-- START --
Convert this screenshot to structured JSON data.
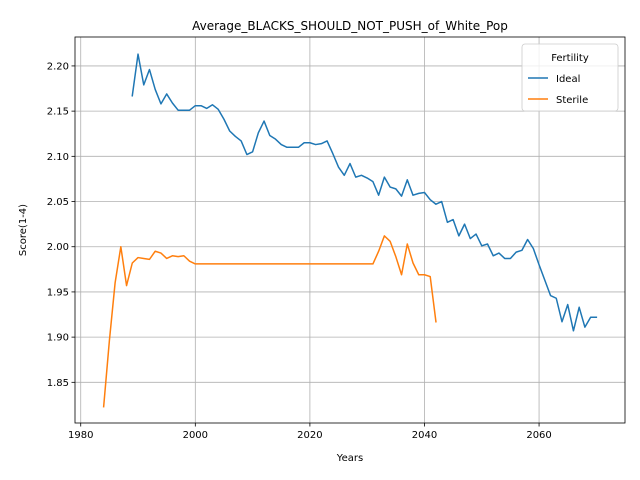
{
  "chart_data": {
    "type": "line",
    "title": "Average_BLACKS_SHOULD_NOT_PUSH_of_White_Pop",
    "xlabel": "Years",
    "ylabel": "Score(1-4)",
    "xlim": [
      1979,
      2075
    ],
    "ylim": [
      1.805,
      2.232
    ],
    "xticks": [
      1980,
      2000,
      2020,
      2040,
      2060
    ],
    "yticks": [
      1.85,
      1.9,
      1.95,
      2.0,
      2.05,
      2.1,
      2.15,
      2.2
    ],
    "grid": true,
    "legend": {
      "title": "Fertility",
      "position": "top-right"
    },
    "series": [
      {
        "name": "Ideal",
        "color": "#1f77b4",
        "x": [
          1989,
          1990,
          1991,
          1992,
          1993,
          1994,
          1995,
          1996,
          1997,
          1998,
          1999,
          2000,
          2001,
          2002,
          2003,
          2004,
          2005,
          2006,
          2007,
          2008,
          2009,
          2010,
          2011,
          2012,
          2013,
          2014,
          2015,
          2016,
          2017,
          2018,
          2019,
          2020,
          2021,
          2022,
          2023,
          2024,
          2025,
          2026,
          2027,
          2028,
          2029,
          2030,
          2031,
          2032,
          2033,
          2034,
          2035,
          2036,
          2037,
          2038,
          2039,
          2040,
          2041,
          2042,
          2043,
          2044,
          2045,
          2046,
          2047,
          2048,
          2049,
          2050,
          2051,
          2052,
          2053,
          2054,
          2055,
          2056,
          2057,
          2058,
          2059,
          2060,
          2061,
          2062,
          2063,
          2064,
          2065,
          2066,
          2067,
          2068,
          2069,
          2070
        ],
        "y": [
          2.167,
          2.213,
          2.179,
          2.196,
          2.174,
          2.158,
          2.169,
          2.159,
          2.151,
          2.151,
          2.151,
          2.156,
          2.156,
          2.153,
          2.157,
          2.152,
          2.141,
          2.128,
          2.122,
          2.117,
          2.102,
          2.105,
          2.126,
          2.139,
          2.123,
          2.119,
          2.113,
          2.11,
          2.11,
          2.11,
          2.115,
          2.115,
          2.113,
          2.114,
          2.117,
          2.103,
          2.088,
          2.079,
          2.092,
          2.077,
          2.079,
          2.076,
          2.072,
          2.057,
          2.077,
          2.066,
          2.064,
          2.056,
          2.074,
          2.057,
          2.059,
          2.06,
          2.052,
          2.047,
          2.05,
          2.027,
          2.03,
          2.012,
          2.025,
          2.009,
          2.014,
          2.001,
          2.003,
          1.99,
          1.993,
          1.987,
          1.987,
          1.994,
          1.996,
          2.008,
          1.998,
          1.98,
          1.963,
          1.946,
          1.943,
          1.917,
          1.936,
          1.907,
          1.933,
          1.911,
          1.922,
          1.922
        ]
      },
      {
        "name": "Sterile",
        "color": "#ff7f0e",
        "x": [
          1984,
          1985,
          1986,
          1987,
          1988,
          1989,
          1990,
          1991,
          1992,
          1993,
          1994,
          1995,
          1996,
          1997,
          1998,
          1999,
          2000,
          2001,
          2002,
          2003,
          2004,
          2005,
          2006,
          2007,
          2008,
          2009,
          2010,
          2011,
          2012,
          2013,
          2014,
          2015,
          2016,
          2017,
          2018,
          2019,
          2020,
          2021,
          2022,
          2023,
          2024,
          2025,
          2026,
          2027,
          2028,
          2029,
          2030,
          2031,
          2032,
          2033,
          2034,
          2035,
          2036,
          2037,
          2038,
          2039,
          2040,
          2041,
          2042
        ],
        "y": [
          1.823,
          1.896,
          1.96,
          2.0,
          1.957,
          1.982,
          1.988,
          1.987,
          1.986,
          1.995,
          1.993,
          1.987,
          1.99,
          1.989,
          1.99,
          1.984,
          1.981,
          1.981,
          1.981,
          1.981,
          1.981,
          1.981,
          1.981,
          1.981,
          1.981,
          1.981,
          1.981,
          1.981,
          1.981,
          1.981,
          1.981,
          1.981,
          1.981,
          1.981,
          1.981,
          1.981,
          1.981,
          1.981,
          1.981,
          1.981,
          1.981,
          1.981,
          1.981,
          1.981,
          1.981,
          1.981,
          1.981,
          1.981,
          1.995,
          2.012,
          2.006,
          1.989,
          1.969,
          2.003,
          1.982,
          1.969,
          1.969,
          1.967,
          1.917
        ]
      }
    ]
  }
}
-- END --
Show all lines above holding "title".

    "title": "Average_BLACKS_SHOULD_NOT_PUSH_of_White_Pop",
      "title": "Fertility",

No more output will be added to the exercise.